ENTRIES SHOWN
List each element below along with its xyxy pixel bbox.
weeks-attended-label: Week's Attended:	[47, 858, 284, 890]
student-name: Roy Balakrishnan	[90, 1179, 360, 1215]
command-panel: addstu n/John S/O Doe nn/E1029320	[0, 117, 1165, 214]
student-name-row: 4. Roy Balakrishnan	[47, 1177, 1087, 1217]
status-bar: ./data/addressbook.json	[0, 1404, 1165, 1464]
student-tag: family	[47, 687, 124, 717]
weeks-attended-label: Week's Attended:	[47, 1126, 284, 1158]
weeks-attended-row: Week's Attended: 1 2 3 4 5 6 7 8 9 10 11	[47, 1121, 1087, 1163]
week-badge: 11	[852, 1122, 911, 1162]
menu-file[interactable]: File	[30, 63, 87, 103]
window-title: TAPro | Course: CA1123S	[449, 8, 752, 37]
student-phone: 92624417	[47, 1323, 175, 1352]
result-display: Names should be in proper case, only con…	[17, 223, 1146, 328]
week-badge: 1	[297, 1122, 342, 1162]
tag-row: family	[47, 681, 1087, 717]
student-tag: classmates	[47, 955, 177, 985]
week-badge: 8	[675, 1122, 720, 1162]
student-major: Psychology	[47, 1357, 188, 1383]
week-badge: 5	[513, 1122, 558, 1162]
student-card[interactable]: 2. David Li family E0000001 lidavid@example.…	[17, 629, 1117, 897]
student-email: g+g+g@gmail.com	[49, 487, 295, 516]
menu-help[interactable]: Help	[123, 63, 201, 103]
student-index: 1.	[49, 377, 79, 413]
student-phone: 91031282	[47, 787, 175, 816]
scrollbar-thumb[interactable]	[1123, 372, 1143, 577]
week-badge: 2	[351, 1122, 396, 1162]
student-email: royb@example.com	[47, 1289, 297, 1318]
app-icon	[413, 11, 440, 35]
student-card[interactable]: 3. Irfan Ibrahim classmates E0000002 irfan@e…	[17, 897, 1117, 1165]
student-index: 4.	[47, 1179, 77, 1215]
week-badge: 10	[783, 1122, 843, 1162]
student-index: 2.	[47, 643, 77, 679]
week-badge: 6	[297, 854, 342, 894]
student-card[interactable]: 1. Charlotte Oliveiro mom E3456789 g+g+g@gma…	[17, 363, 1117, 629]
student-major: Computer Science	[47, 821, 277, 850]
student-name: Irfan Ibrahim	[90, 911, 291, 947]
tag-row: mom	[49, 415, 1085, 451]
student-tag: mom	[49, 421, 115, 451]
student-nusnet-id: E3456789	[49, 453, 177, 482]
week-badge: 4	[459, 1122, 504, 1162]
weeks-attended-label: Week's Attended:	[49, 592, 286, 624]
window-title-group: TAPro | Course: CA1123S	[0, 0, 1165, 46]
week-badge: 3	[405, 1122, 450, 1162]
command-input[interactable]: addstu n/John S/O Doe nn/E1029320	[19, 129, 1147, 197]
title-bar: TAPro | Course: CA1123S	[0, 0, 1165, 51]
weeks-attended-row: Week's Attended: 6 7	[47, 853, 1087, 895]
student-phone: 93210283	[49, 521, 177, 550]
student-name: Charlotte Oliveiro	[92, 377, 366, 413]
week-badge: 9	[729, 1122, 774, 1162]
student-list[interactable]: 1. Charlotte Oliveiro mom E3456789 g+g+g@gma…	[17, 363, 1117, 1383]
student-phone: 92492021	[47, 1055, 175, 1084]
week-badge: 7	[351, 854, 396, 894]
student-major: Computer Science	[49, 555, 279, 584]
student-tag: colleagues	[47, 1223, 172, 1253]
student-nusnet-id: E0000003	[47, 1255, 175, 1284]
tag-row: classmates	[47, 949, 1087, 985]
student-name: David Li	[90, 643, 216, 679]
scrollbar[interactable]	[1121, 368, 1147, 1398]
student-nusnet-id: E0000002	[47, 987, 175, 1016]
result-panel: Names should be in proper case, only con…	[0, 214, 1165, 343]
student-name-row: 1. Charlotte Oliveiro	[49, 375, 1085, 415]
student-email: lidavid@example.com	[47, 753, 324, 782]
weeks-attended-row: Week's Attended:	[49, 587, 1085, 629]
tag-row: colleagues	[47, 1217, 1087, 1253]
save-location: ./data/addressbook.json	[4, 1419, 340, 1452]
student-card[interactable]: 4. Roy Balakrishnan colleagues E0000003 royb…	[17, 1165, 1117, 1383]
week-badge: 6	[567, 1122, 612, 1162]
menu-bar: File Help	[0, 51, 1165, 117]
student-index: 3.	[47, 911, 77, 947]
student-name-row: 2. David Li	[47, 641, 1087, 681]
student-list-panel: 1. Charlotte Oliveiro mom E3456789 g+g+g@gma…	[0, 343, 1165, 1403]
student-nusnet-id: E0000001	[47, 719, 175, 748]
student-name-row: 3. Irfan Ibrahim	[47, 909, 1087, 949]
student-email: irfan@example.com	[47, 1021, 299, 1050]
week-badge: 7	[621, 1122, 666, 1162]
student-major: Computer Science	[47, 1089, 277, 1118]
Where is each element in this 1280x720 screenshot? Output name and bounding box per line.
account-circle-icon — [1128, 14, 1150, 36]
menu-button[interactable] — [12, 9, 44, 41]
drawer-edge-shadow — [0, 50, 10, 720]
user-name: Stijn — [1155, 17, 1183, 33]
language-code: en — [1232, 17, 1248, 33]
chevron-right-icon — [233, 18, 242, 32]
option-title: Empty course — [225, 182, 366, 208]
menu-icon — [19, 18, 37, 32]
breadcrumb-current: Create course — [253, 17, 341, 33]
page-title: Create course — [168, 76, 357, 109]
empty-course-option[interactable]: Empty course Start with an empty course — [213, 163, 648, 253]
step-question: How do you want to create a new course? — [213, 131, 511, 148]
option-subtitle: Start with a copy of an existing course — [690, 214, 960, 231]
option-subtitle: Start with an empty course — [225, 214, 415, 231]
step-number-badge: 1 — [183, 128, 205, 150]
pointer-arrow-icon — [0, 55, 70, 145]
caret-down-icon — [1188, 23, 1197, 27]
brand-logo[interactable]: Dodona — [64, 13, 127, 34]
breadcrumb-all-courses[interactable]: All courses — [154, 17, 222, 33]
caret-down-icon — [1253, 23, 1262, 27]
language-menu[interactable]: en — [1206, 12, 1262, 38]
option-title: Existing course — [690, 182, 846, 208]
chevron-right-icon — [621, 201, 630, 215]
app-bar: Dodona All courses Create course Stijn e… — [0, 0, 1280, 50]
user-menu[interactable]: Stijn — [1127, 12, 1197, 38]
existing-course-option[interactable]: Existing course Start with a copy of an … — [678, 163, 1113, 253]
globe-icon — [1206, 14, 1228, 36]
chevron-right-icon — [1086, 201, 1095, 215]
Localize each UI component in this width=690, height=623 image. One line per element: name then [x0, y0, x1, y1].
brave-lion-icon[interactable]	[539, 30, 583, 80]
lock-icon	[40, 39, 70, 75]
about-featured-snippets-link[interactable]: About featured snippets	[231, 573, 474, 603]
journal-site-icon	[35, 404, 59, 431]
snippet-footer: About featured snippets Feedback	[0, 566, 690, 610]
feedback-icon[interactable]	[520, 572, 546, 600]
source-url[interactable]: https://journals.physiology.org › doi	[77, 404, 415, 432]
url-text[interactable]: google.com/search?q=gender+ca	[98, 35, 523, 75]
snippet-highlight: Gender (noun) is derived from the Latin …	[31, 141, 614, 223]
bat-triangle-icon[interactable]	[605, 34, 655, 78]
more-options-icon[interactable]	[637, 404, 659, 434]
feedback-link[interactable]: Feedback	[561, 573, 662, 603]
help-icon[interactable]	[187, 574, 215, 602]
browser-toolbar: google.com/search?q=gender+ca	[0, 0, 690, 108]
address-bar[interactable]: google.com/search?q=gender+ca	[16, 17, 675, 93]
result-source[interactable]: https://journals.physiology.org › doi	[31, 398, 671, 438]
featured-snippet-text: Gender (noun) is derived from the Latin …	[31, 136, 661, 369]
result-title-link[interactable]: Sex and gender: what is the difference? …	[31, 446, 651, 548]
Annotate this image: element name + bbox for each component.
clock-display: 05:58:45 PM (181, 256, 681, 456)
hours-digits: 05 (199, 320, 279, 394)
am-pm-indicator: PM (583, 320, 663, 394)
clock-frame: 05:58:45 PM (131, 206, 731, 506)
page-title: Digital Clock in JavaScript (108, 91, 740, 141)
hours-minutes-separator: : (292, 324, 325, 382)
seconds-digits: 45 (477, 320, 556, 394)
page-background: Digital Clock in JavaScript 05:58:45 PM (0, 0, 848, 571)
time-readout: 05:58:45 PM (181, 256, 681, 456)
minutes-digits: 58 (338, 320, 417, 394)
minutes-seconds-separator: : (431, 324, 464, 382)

TASK INSTRUCTIONS
Rename "weeks-attended-label" to "attendance-label" in the entries running from the first line through the line containing "result-display: Names should". Write out only those lines again, with nothing else changed.

THE RESPONSE
List each element below along with its xyxy pixel bbox.
attendance-label: Week's Attended:	[47, 858, 284, 890]
student-name: Roy Balakrishnan	[90, 1179, 360, 1215]
command-panel: addstu n/John S/O Doe nn/E1029320	[0, 117, 1165, 214]
student-name-row: 4. Roy Balakrishnan	[47, 1177, 1087, 1217]
status-bar: ./data/addressbook.json	[0, 1404, 1165, 1464]
student-tag: family	[47, 687, 124, 717]
attendance-label: Week's Attended:	[47, 1126, 284, 1158]
weeks-attended-row: Week's Attended: 1 2 3 4 5 6 7 8 9 10 11	[47, 1121, 1087, 1163]
week-badge: 11	[852, 1122, 911, 1162]
menu-file[interactable]: File	[30, 63, 87, 103]
window-title: TAPro | Course: CA1123S	[449, 8, 752, 37]
student-phone: 92624417	[47, 1323, 175, 1352]
result-display: Names should be in proper case, only con…	[17, 223, 1146, 328]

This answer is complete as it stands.